Adoption not abortion

I watched “Lake of Fire” last night. Over 150 minutes of controversial, extreme, disturbing, intense, unsettling, provocative and revealing opinions, pictures, scenes from life, dialogues, criticism, discussions, demonstrations, concerts. Both “sides”, pro-life and pro-choice are pictured, although from a narrow (in my humble opinion), “media -minded, picked to provoke” perspective. It does not depict “pro-life” movement justly, concentrating mostly on one organization. The power of black and white images depicts the reality in a sobering way.

DATASET EXCERPTS -
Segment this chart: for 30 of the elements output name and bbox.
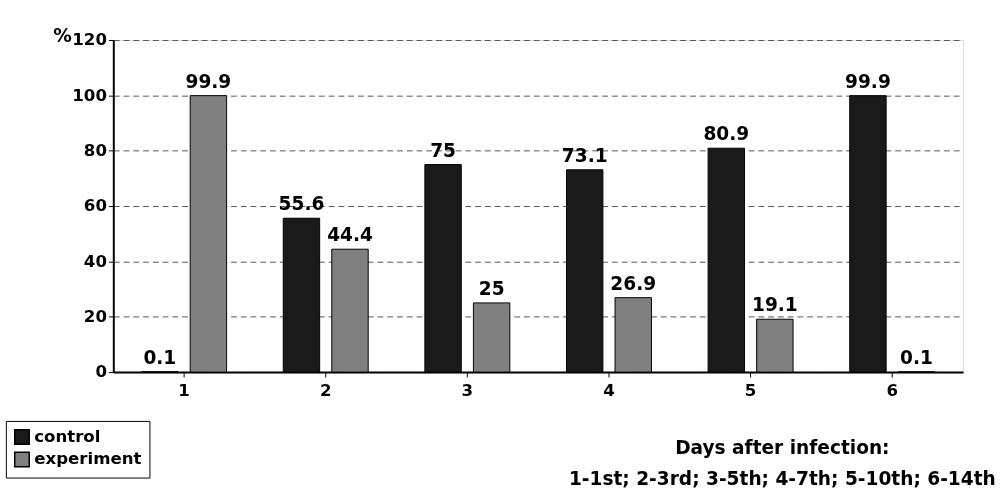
legend-label: experiment (34, 449, 142, 469)
data-label: 26.9 (610, 272, 657, 294)
x-tick-label: 2 (319, 381, 332, 401)
data-label: 80.9 (703, 123, 750, 145)
data-label: 99.9 (845, 70, 891, 92)
data-label: 73.1 (561, 144, 608, 166)
data-label: 75 (430, 139, 456, 161)
text: 1-1st; 2-3rd; 3-5th; 4-7th; 5-10th; 6-14th (568, 468, 996, 490)
data-label: 0.1 (900, 347, 933, 368)
legend-label: control (34, 426, 101, 446)
x-axis-title: Days after infection: (675, 437, 890, 459)
data-label: 44.4 (327, 224, 373, 246)
data-label: 25 (478, 278, 505, 300)
x-tick-label: 3 (461, 381, 474, 401)
y-tick-label: 60 (83, 196, 107, 216)
y-tick-label: 80 (83, 141, 107, 161)
y-tick-label: 40 (83, 251, 107, 271)
x-tick-label: 1 (178, 381, 190, 401)
y-tick-label: 0 (95, 362, 107, 382)
y-axis-title: % (53, 25, 72, 47)
y-tick-label: 20 (83, 307, 107, 327)
x-tick-label: 5 (744, 381, 757, 401)
y-tick-label: 100 (72, 85, 107, 105)
data-label: 99.9 (185, 70, 232, 92)
x-tick-label: 6 (886, 381, 898, 401)
data-label: 55.6 (278, 193, 325, 215)
y-tick-label: 120 (72, 30, 107, 50)
data-label: 19.1 (751, 294, 798, 316)
x-tick-label: 4 (603, 381, 615, 401)
data-label: 0.1 (143, 347, 177, 368)
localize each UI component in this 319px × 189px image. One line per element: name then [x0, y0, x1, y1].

DIRECTIVES -
**1.** In the post about "Lake of Fire," how long does the writer say the film runs?
**2.** Reproduce the stretch of the post about "Lake of Fire" from "Adoption not abortion" through "a sobering way.".
**3.** Write the next part of the post about "Lake of Fire," picking up after its final sentence.
The lines have no connection to the post about "Lake of Fire."

THE RESPONSES -
**1.** Over 150 minutes.

**2.**
Adoption not abortion

I watched “Lake of Fire” last night. Over 150 minutes of controversial, extreme, disturbing, intense, unsettling, provocative and revealing opinions, pictures, scenes from life, dialogues, criticism, discussions, demonstrations, concerts. Both “sides”, pro-life and pro-choice are pictured, although from a narrow (in my humble opinion), “media -minded, picked to provoke” perspective. It does not depict “pro-life” movement justly, concentrating mostly on one organization. The power of black and white images depicts the reality in a sobering way.

**3.**
In this documentary you will find a lot of “talking heads”. Somewhere there you will hear moving testimony of Norma McCorvey (legendary Jane Roe from Roe vs. Wade ). You can read about her story on CNN here. There is one very bizzare scene from a concert of some wanna-be-music-band, where one of the women is singing basically naked (at about 1h 20min into the movie, for about 4 minutes if you want to skip this part). After somewhat strange appearance, one of the band members shares:

“How many babies are there now who are not loved, who are not taken care of…and we do have abortion… and we still have them… all these people who are against abortion, if they want to take all those babies, bring them up and love them… that would be wonderful… in the perfect world that would be the most beautiful thing, but… as it is, it’s not gonna happen…these fundamentalists are the same people who a lot of times are bigots, they would never have a black child in their home…why are they not adopting all the kids out of the orphanages… I see homeless pregnant women on the streets… go and pick one up… take her home, take care of her.”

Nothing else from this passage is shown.